• _Exercise_:
Gather every line in the records below that contains the word "Niña".

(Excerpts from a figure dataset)

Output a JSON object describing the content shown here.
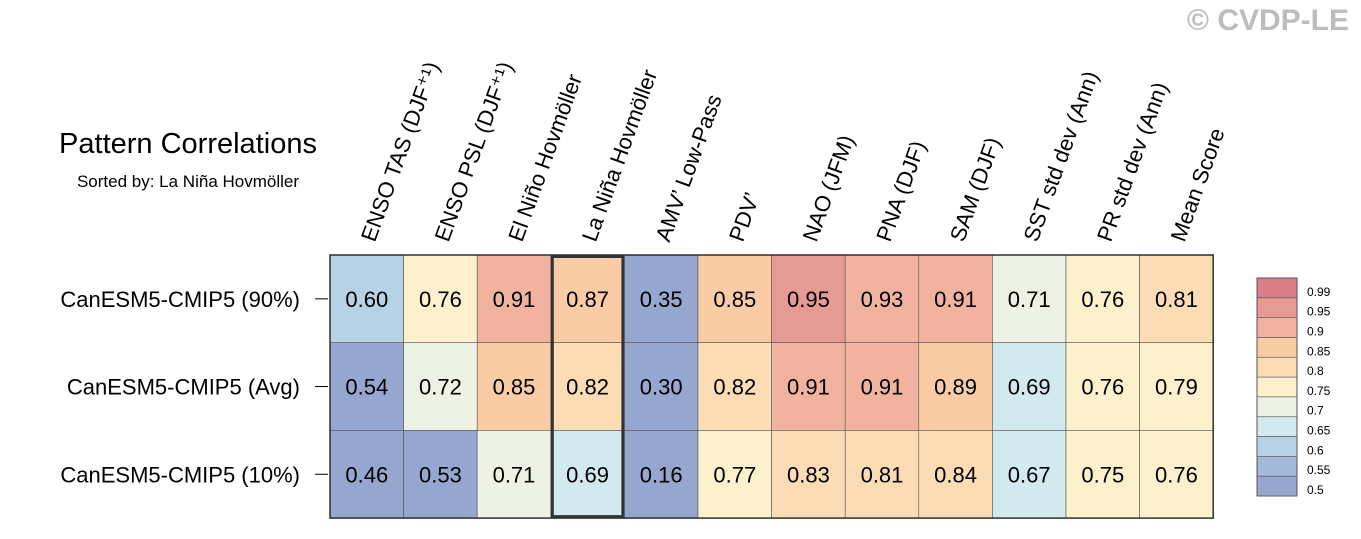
{
  "watermark": "© CVDP-LE",
  "chart_data": {
    "type": "heatmap",
    "title": "Pattern Correlations",
    "subtitle": "Sorted by: La Niña Hovmöller",
    "columns": [
      "ENSO TAS (DJF⁺¹)",
      "ENSO PSL (DJF⁺¹)",
      "El Niño Hovmöller",
      "La Niña Hovmöller",
      "AMV’ Low-Pass",
      "PDV’",
      "NAO (JFM)",
      "PNA (DJF)",
      "SAM (DJF)",
      "SST std dev (Ann)",
      "PR std dev (Ann)",
      "Mean Score"
    ],
    "rows": [
      "CanESM5-CMIP5 (90%)",
      "CanESM5-CMIP5 (Avg)",
      "CanESM5-CMIP5 (10%)"
    ],
    "values": [
      [
        0.6,
        0.76,
        0.91,
        0.87,
        0.35,
        0.85,
        0.95,
        0.93,
        0.91,
        0.71,
        0.76,
        0.81
      ],
      [
        0.54,
        0.72,
        0.85,
        0.82,
        0.3,
        0.82,
        0.91,
        0.91,
        0.89,
        0.69,
        0.76,
        0.79
      ],
      [
        0.46,
        0.53,
        0.71,
        0.69,
        0.16,
        0.77,
        0.83,
        0.81,
        0.84,
        0.67,
        0.75,
        0.76
      ]
    ],
    "cell_labels": [
      [
        "0.60",
        "0.76",
        "0.91",
        "0.87",
        "0.35",
        "0.85",
        "0.95",
        "0.93",
        "0.91",
        "0.71",
        "0.76",
        "0.81"
      ],
      [
        "0.54",
        "0.72",
        "0.85",
        "0.82",
        "0.30",
        "0.82",
        "0.91",
        "0.91",
        "0.89",
        "0.69",
        "0.76",
        "0.79"
      ],
      [
        "0.46",
        "0.53",
        "0.71",
        "0.69",
        "0.16",
        "0.77",
        "0.83",
        "0.81",
        "0.84",
        "0.67",
        "0.75",
        "0.76"
      ]
    ],
    "highlighted_column": "La Niña Hovmöller",
    "colorbar": {
      "labels": [
        "0.99",
        "0.95",
        "0.9",
        "0.85",
        "0.8",
        "0.75",
        "0.7",
        "0.65",
        "0.6",
        "0.55",
        "0.5"
      ],
      "colors": [
        "#d97e87",
        "#e69a94",
        "#f1b3a0",
        "#f9cca6",
        "#fbdcb5",
        "#fdf0cd",
        "#eef2e4",
        "#d3e9f0",
        "#b6d3e6",
        "#a3bad9",
        "#95a6cf"
      ],
      "placement": "right"
    }
  }
}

• _Written response_:
    "subtitle": "Sorted by: La Niña Hovmöller",
      "La Niña Hovmöller",
    "highlighted_column": "La Niña Hovmöller",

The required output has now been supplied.